▸ YOUR GOAL:
Report back each line of the records that contains the string "text".

▸ DATA FOR PROCESSING:
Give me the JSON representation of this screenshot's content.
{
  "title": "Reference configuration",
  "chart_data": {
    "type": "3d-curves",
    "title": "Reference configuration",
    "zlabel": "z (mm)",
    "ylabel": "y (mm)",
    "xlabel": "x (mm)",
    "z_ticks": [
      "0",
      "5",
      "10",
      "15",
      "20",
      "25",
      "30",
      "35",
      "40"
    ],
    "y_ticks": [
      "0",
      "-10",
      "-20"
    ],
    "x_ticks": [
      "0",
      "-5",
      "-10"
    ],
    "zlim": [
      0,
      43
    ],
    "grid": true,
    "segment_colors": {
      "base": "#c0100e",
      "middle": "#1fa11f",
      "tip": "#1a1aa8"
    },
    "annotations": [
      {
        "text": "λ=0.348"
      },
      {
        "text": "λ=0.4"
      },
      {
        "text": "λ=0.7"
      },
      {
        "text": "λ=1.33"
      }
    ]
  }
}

▸ ANSWER:
        "text": "λ=0.348"
        "text": "λ=0.4"
        "text": "λ=0.7"
        "text": "λ=1.33"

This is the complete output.